**Written exercise**.
Every entry that follows should be reproduced exactly.

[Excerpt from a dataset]
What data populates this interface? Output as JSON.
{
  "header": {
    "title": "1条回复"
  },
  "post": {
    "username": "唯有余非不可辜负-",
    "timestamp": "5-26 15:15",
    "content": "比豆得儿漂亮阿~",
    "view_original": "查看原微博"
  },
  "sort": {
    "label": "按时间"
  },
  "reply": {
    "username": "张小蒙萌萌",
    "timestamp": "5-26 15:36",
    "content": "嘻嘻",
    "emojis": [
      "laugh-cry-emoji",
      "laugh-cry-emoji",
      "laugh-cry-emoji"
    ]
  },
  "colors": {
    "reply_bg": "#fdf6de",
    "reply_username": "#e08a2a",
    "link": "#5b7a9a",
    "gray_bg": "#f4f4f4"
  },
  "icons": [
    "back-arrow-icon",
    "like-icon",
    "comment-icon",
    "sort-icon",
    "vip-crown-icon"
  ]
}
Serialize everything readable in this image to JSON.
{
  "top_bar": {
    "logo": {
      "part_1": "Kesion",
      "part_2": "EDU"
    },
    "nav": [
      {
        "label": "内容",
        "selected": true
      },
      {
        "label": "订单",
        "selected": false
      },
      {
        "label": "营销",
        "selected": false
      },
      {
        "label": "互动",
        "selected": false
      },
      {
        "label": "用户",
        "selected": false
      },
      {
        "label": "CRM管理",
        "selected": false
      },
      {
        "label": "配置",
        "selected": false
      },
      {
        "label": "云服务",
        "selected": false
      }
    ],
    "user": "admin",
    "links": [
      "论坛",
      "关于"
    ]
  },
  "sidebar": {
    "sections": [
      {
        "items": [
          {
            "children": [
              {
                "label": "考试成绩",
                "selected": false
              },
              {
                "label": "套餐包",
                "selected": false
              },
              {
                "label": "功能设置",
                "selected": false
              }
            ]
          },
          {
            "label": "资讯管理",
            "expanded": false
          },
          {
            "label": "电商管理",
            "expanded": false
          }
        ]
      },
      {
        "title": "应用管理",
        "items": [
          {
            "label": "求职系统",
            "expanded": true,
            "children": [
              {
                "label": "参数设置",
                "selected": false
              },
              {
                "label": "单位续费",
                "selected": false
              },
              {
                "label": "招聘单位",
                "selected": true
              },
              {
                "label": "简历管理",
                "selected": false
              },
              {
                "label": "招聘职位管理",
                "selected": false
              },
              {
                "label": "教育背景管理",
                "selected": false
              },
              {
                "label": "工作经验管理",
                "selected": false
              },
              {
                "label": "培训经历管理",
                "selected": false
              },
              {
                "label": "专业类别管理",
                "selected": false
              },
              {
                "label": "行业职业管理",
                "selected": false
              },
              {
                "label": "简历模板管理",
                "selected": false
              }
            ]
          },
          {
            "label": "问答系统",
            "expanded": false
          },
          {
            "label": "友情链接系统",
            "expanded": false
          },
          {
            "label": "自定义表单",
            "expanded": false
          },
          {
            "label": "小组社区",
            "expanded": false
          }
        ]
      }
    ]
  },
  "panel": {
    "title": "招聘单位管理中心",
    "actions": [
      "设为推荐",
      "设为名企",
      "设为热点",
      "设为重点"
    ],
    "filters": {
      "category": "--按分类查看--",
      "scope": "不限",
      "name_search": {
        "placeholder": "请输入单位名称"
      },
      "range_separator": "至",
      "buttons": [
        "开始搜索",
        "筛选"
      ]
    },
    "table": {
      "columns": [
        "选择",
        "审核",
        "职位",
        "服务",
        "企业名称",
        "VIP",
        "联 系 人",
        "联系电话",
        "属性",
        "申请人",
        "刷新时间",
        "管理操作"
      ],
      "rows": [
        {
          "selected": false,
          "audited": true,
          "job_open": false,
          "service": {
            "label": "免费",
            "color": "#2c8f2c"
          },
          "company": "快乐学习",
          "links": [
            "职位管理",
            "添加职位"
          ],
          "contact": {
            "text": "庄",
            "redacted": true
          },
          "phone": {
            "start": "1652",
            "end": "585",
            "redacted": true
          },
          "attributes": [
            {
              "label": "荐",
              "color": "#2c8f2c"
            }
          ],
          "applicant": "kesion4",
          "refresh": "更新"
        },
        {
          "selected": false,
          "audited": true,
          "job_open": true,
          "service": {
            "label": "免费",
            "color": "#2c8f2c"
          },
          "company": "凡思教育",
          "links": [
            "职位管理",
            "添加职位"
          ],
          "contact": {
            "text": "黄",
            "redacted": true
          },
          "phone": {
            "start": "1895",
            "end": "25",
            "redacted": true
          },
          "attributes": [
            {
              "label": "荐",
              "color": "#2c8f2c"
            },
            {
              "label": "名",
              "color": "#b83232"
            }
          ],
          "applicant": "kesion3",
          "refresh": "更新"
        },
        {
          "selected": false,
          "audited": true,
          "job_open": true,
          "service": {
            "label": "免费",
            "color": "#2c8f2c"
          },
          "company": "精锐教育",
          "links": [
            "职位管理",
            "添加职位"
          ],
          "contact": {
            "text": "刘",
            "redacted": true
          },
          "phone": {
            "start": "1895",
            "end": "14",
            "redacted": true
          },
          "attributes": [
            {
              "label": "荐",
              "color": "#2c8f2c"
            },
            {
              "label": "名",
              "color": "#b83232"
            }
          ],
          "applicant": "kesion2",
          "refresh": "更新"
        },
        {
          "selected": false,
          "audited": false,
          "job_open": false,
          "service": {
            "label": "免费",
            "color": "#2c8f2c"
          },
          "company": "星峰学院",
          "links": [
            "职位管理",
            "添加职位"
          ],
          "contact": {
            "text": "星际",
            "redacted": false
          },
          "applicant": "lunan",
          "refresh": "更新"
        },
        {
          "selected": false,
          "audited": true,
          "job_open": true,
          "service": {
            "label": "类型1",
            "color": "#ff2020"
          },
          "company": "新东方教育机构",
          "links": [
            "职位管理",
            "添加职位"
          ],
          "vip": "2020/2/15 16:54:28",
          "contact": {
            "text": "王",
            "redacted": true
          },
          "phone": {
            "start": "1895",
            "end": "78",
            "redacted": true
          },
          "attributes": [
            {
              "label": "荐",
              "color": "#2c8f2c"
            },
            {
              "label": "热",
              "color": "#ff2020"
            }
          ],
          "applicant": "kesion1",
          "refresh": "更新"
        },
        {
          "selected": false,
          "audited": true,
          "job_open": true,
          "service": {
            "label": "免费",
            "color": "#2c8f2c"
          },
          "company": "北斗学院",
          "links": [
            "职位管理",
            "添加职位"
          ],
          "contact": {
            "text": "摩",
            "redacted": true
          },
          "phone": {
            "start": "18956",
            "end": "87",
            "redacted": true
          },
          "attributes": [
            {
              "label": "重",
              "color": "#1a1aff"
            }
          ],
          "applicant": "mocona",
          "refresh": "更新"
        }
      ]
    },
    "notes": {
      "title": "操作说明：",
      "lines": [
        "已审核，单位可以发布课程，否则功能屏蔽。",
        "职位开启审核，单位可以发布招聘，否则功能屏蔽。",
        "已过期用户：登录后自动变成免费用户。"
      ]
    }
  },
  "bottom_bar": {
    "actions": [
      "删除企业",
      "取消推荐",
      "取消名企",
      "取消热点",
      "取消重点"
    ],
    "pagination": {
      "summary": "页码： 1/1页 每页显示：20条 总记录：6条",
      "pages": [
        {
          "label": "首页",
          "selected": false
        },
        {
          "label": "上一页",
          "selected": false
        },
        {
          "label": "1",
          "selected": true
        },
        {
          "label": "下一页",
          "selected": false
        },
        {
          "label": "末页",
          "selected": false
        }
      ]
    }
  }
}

**Solved problem**.
What data populates this interface? Output as JSON.
{
  "header": {
    "title": "1条回复"
  },
  "post": {
    "username": "唯有余非不可辜负-",
    "timestamp": "5-26 15:15",
    "content": "比豆得儿漂亮阿~",
    "view_original": "查看原微博"
  },
  "sort": {
    "label": "按时间"
  },
  "reply": {
    "username": "张小蒙萌萌",
    "timestamp": "5-26 15:36",
    "content": "嘻嘻",
    "emojis": [
      "laugh-cry-emoji",
      "laugh-cry-emoji",
      "laugh-cry-emoji"
    ]
  },
  "colors": {
    "reply_bg": "#fdf6de",
    "reply_username": "#e08a2a",
    "link": "#5b7a9a",
    "gray_bg": "#f4f4f4"
  },
  "icons": [
    "back-arrow-icon",
    "like-icon",
    "comment-icon",
    "sort-icon",
    "vip-crown-icon"
  ]
}
Serialize everything readable in this image to JSON.
{
  "top_bar": {
    "logo": {
      "part_1": "Kesion",
      "part_2": "EDU"
    },
    "nav": [
      {
        "label": "内容",
        "selected": true
      },
      {
        "label": "订单",
        "selected": false
      },
      {
        "label": "营销",
        "selected": false
      },
      {
        "label": "互动",
        "selected": false
      },
      {
        "label": "用户",
        "selected": false
      },
      {
        "label": "CRM管理",
        "selected": false
      },
      {
        "label": "配置",
        "selected": false
      },
      {
        "label": "云服务",
        "selected": false
      }
    ],
    "user": "admin",
    "links": [
      "论坛",
      "关于"
    ]
  },
  "sidebar": {
    "sections": [
      {
        "items": [
          {
            "children": [
              {
                "label": "考试成绩",
                "selected": false
              },
              {
                "label": "套餐包",
                "selected": false
              },
              {
                "label": "功能设置",
                "selected": false
              }
            ]
          },
          {
            "label": "资讯管理",
            "expanded": false
          },
          {
            "label": "电商管理",
            "expanded": false
          }
        ]
      },
      {
        "title": "应用管理",
        "items": [
          {
            "label": "求职系统",
            "expanded": true,
            "children": [
              {
                "label": "参数设置",
                "selected": false
              },
              {
                "label": "单位续费",
                "selected": false
              },
              {
                "label": "招聘单位",
                "selected": true
              },
              {
                "label": "简历管理",
                "selected": false
              },
              {
                "label": "招聘职位管理",
                "selected": false
              },
              {
                "label": "教育背景管理",
                "selected": false
              },
              {
                "label": "工作经验管理",
                "selected": false
              },
              {
                "label": "培训经历管理",
                "selected": false
              },
              {
                "label": "专业类别管理",
                "selected": false
              },
              {
                "label": "行业职业管理",
                "selected": false
              },
              {
                "label": "简历模板管理",
                "selected": false
              }
            ]
          },
          {
            "label": "问答系统",
            "expanded": false
          },
          {
            "label": "友情链接系统",
            "expanded": false
          },
          {
            "label": "自定义表单",
            "expanded": false
          },
          {
            "label": "小组社区",
            "expanded": false
          }
        ]
      }
    ]
  },
  "panel": {
    "title": "招聘单位管理中心",
    "actions": [
      "设为推荐",
      "设为名企",
      "设为热点",
      "设为重点"
    ],
    "filters": {
      "category": "--按分类查看--",
      "scope": "不限",
      "name_search": {
        "placeholder": "请输入单位名称"
      },
      "range_separator": "至",
      "buttons": [
        "开始搜索",
        "筛选"
      ]
    },
    "table": {
      "columns": [
        "选择",
        "审核",
        "职位",
        "服务",
        "企业名称",
        "VIP",
        "联 系 人",
        "联系电话",
        "属性",
        "申请人",
        "刷新时间",
        "管理操作"
      ],
      "rows": [
        {
          "selected": false,
          "audited": true,
          "job_open": false,
          "service": {
            "label": "免费",
            "color": "#2c8f2c"
          },
          "company": "快乐学习",
          "links": [
            "职位管理",
            "添加职位"
          ],
          "contact": {
            "text": "庄",
            "redacted": true
          },
          "phone": {
            "start": "1652",
            "end": "585",
            "redacted": true
          },
          "attributes": [
            {
              "label": "荐",
              "color": "#2c8f2c"
            }
          ],
          "applicant": "kesion4",
          "refresh": "更新"
        },
        {
          "selected": false,
          "audited": true,
          "job_open": true,
          "service": {
            "label": "免费",
            "color": "#2c8f2c"
          },
          "company": "凡思教育",
          "links": [
            "职位管理",
            "添加职位"
          ],
          "contact": {
            "text": "黄",
            "redacted": true
          },
          "phone": {
            "start": "1895",
            "end": "25",
            "redacted": true
          },
          "attributes": [
            {
              "label": "荐",
              "color": "#2c8f2c"
            },
            {
              "label": "名",
              "color": "#b83232"
            }
          ],
          "applicant": "kesion3",
          "refresh": "更新"
        },
        {
          "selected": false,
          "audited": true,
          "job_open": true,
          "service": {
            "label": "免费",
            "color": "#2c8f2c"
          },
          "company": "精锐教育",
          "links": [
            "职位管理",
            "添加职位"
          ],
          "contact": {
            "text": "刘",
            "redacted": true
          },
          "phone": {
            "start": "1895",
            "end": "14",
            "redacted": true
          },
          "attributes": [
            {
              "label": "荐",
              "color": "#2c8f2c"
            },
            {
              "label": "名",
              "color": "#b83232"
            }
          ],
          "applicant": "kesion2",
          "refresh": "更新"
        },
        {
          "selected": false,
          "audited": false,
          "job_open": false,
          "service": {
            "label": "免费",
            "color": "#2c8f2c"
          },
          "company": "星峰学院",
          "links": [
            "职位管理",
            "添加职位"
          ],
          "contact": {
            "text": "星际",
            "redacted": false
          },
          "applicant": "lunan",
          "refresh": "更新"
        },
        {
          "selected": false,
          "audited": true,
          "job_open": true,
          "service": {
            "label": "类型1",
            "color": "#ff2020"
          },
          "company": "新东方教育机构",
          "links": [
            "职位管理",
            "添加职位"
          ],
          "vip": "2020/2/15 16:54:28",
          "contact": {
            "text": "王",
            "redacted": true
          },
          "phone": {
            "start": "1895",
            "end": "78",
            "redacted": true
          },
          "attributes": [
            {
              "label": "荐",
              "color": "#2c8f2c"
            },
            {
              "label": "热",
              "color": "#ff2020"
            }
          ],
          "applicant": "kesion1",
          "refresh": "更新"
        },
        {
          "selected": false,
          "audited": true,
          "job_open": true,
          "service": {
            "label": "免费",
            "color": "#2c8f2c"
          },
          "company": "北斗学院",
          "links": [
            "职位管理",
            "添加职位"
          ],
          "contact": {
            "text": "摩",
            "redacted": true
          },
          "phone": {
            "start": "18956",
            "end": "87",
            "redacted": true
          },
          "attributes": [
            {
              "label": "重",
              "color": "#1a1aff"
            }
          ],
          "applicant": "mocona",
          "refresh": "更新"
        }
      ]
    },
    "notes": {
      "title": "操作说明：",
      "lines": [
        "已审核，单位可以发布课程，否则功能屏蔽。",
        "职位开启审核，单位可以发布招聘，否则功能屏蔽。",
        "已过期用户：登录后自动变成免费用户。"
      ]
    }
  },
  "bottom_bar": {
    "actions": [
      "删除企业",
      "取消推荐",
      "取消名企",
      "取消热点",
      "取消重点"
    ],
    "pagination": {
      "summary": "页码： 1/1页 每页显示：20条 总记录：6条",
      "pages": [
        {
          "label": "首页",
          "selected": false
        },
        {
          "label": "上一页",
          "selected": false
        },
        {
          "label": "1",
          "selected": true
        },
        {
          "label": "下一页",
          "selected": false
        },
        {
          "label": "末页",
          "selected": false
        }
      ]
    }
  }
}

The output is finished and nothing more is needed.